Weekly Roundup, 10th September 2015

Weekly Roundup, 10th September 2015

We begin today’s weekly roundup in the FT, with the Chart That Tells a Story.

UK share ownership

Adam Palin

Adam Palin took a look at share ownership in the UK, using data from the ONS (Office for National Statistics).

By 2014 more than 50% of shares were owned by foreigners, compared with only 4% in 1981. This higher than the US market (16%) and Japan (32%).

The London figure partly reflects the composition of the UK market – much of the FTSE-100 market cap is made up of international mining and resources companies.

Many former third-world economies are now rich enough for their citizens to own foreign shares, and electronic trading has made access to these more straightforward.

UK share ownership

The other key trend has been in the opposite direction: UK private investors now own 12% of UK stocks. This is up from the 8% low between 2008 and 2012, but a big drop from the 54% holding in 1963.

Some of this will be down to the ease with which overseas markets can be accessed – both directly and through ETFs and funds within ISAs and SIPPs – but changing attitudes to the “riskiness” of shares and the ease of tax-sheltering cash (in an ISA) are also factors.

====

REQUIREMENT 1:
In the records, print the lines from the line containing "Where is each" to the line containing "- bookmark-label: Polskie" exactly as they appear, leaving out any pictures.
The records that follow are unrelated to the weekly roundup on UK share ownership.

RECORDS SHOWN:
====

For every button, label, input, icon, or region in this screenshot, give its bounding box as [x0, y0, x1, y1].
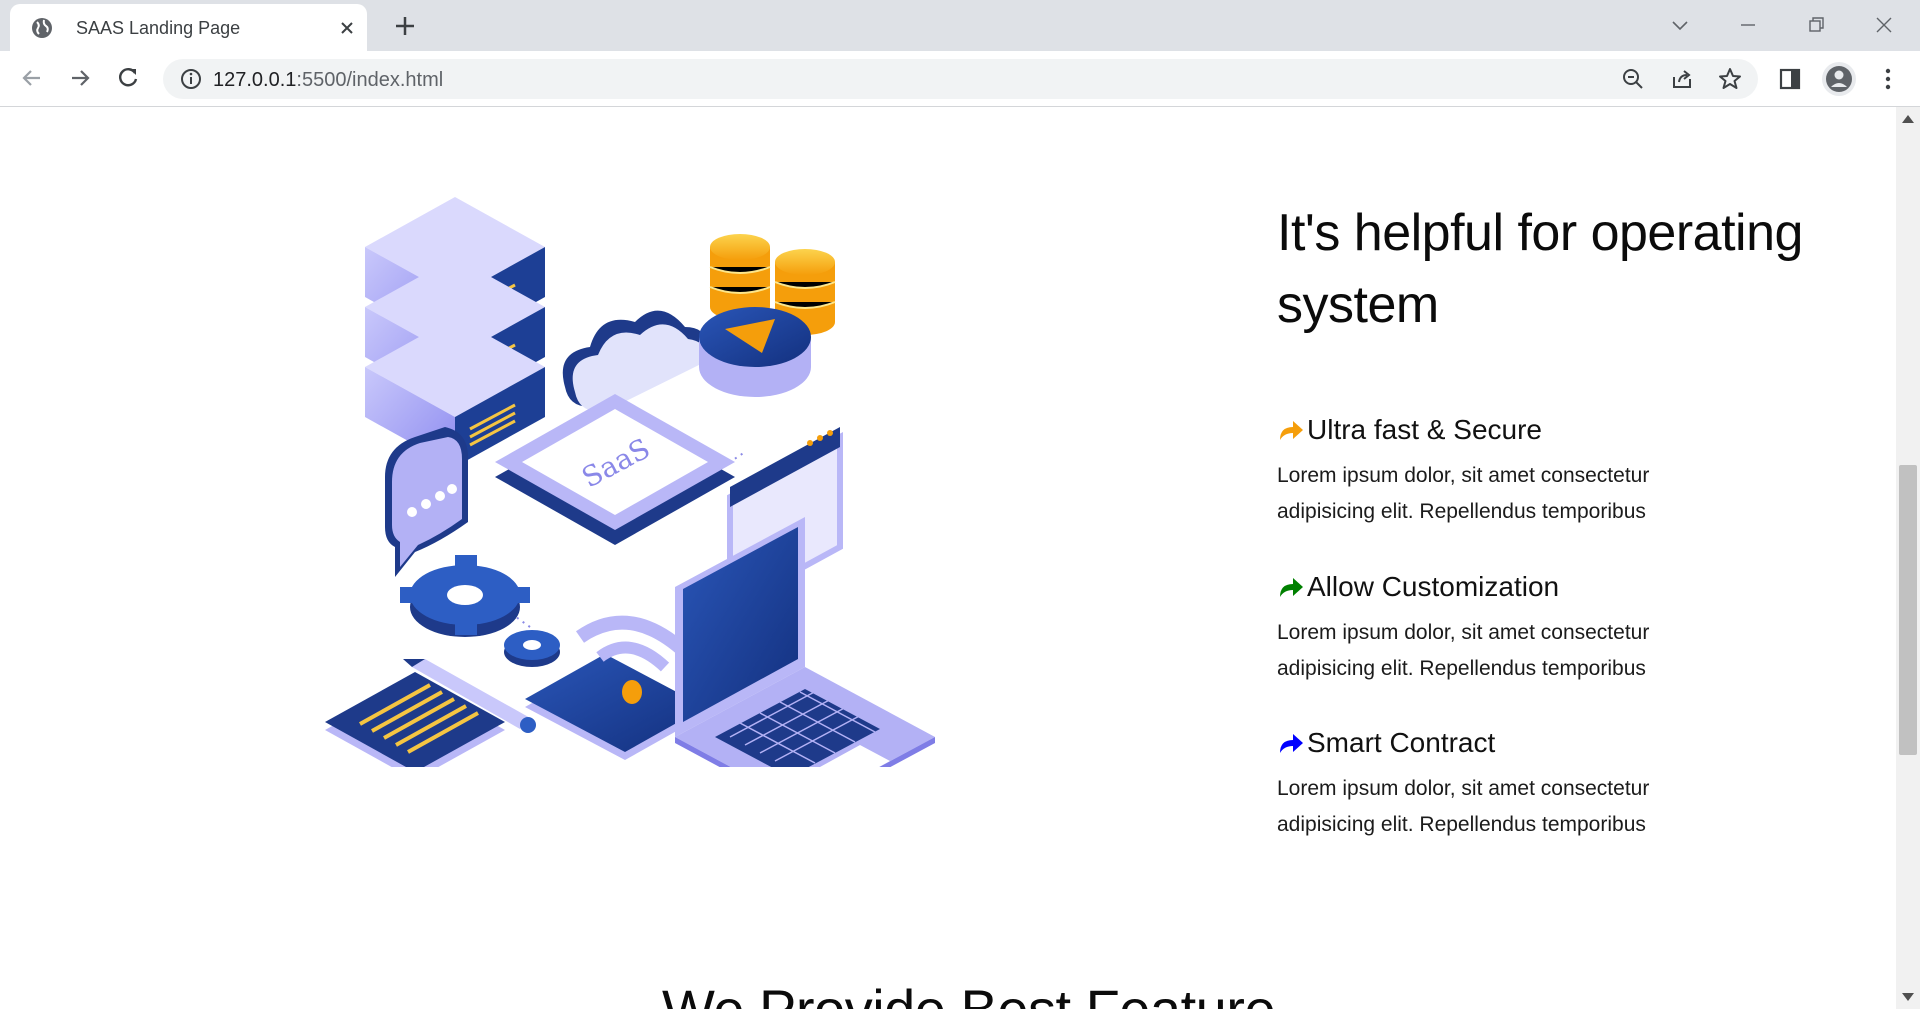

====

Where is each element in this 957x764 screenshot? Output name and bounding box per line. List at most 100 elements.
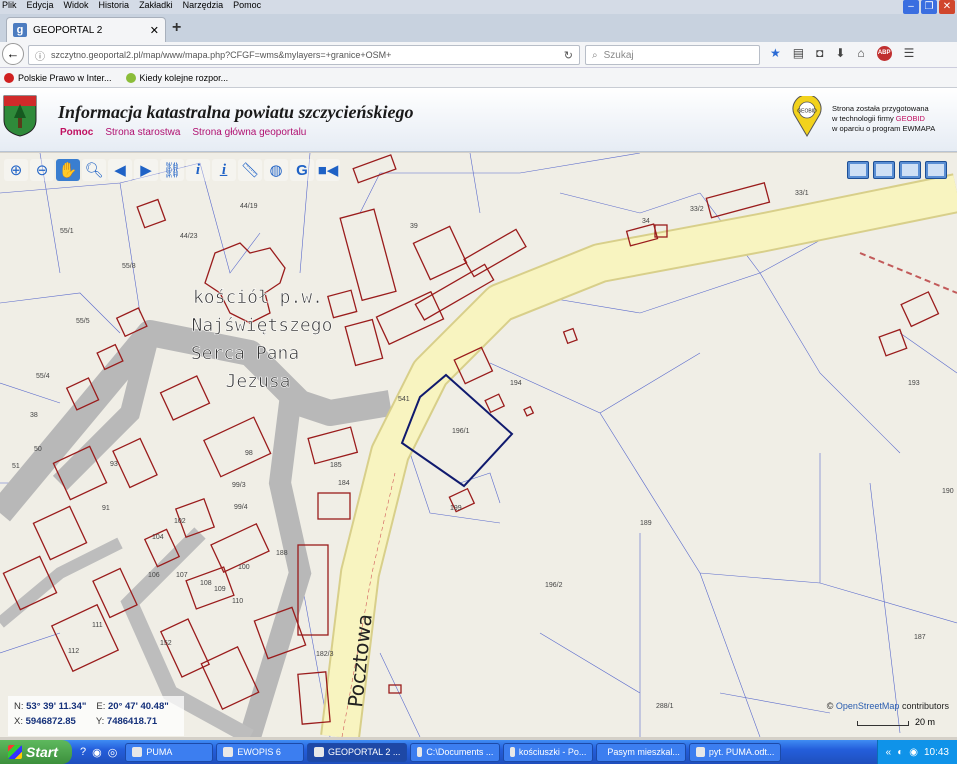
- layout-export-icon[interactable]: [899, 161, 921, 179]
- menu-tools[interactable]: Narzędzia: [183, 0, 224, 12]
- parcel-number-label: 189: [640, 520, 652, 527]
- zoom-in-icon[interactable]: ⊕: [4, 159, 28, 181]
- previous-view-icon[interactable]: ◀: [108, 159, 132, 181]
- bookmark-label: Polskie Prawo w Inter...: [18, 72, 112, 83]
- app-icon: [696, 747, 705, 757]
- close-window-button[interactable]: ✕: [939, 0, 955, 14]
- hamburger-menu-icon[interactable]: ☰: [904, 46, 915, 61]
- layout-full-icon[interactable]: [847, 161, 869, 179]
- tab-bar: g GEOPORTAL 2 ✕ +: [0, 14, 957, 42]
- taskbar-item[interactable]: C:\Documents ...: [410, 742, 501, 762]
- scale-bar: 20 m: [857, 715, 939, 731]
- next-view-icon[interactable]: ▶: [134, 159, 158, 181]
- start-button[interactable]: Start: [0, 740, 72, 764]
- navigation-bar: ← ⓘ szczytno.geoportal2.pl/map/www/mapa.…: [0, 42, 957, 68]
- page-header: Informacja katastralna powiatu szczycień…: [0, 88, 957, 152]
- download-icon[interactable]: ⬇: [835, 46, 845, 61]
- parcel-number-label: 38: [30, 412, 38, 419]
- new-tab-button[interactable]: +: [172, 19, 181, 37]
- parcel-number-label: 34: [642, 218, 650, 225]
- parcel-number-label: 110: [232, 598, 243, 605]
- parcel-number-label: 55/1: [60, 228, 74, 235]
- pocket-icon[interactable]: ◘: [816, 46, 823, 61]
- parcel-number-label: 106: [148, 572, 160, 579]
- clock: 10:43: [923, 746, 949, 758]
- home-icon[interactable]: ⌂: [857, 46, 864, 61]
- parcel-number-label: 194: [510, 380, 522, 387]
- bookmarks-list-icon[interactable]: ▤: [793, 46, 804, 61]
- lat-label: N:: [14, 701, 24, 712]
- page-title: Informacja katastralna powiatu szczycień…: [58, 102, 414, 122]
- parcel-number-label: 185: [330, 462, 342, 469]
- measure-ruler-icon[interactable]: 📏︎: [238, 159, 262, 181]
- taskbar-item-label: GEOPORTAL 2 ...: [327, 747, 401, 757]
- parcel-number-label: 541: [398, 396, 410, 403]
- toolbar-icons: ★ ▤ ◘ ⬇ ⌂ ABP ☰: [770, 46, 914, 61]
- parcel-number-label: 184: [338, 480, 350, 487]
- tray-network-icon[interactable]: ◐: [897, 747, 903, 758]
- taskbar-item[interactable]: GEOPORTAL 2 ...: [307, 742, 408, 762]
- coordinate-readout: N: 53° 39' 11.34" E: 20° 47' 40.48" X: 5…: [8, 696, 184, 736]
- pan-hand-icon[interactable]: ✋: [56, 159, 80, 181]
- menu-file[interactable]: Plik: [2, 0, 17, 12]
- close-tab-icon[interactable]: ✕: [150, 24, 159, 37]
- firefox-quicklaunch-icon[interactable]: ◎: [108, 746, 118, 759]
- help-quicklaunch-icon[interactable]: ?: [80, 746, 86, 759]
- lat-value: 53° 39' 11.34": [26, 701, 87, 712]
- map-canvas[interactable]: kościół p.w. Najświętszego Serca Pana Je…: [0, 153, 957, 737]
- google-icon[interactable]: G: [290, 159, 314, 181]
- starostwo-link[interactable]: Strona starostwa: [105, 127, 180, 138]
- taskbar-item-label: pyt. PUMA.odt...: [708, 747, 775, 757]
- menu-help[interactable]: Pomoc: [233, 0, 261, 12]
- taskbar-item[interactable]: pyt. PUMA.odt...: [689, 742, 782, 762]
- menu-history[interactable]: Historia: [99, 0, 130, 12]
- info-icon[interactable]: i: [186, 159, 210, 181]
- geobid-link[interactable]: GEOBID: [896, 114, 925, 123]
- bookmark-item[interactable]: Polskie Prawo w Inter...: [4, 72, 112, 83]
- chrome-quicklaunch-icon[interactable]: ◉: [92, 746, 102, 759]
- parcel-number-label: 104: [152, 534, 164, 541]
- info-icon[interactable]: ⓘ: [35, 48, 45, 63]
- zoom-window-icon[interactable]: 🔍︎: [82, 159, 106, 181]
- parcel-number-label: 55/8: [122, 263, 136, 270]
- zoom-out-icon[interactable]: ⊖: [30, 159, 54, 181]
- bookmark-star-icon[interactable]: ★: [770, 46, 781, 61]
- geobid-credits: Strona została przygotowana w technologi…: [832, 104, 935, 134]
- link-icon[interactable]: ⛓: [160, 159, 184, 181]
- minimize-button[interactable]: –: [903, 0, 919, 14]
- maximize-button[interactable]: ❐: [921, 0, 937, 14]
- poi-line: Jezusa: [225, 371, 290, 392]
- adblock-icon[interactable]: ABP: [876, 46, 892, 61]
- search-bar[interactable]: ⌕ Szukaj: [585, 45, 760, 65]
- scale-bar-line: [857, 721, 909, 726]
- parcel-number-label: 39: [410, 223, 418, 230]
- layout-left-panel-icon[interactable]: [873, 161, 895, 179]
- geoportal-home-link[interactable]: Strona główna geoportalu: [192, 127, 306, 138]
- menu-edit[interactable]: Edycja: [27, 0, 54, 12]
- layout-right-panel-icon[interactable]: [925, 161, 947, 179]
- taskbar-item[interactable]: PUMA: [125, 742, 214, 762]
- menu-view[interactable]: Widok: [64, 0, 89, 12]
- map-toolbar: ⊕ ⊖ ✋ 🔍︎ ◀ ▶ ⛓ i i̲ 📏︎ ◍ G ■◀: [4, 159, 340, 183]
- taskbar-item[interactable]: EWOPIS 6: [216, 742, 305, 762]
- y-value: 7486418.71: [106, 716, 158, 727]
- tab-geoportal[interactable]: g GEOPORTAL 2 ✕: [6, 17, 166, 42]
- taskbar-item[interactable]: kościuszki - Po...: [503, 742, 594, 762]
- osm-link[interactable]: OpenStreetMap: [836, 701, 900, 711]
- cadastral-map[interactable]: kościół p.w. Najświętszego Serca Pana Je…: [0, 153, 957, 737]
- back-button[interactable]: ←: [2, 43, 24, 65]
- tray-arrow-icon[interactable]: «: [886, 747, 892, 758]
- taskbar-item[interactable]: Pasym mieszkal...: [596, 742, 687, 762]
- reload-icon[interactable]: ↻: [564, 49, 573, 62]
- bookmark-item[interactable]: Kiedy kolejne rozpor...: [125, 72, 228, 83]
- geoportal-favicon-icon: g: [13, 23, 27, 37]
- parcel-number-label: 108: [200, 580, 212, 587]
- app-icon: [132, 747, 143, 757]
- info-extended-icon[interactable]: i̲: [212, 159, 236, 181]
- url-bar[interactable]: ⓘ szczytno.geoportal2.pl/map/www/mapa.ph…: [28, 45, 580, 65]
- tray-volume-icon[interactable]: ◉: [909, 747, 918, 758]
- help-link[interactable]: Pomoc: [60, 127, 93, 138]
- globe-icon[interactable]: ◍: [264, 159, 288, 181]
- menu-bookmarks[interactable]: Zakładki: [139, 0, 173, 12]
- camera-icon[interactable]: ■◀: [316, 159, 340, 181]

====

REQUIREMENT 2:
Output the passage of the weekly roundup from "Adam Palin took" to "holding in 1963." verbatim.

WRITTEN SOLUTION 1:
Where is each element in this 957x764 screenshot? Output name and bounding box per line. List at most 100 elements.
- layout-export-icon[interactable]: [899, 161, 921, 179]
- menu-tools[interactable]: Narzędzia: [183, 0, 224, 12]
- parcel-number-label: 189: [640, 520, 652, 527]
- zoom-in-icon[interactable]: ⊕: [4, 159, 28, 181]
- previous-view-icon[interactable]: ◀: [108, 159, 132, 181]
- bookmark-label: Polskie Prawo w Inter...: [18, 72, 112, 83]

WRITTEN SOLUTION 2:
Adam Palin took a look at share ownership in the UK, using data from the ONS (Office for National Statistics).

By 2014 more than 50% of shares were owned by foreigners, compared with only 4% in 1981. This higher than the US market (16%) and Japan (32%).

The London figure partly reflects the composition of the UK market – much of the FTSE-100 market cap is made up of international mining and resources companies.

Many former third-world economies are now rich enough for their citizens to own foreign shares, and electronic trading has made access to these more straightforward.

UK share ownership

The other key trend has been in the opposite direction: UK private investors now own 12% of UK stocks. This is up from the 8% low between 2008 and 2012, but a big drop from the 54% holding in 1963.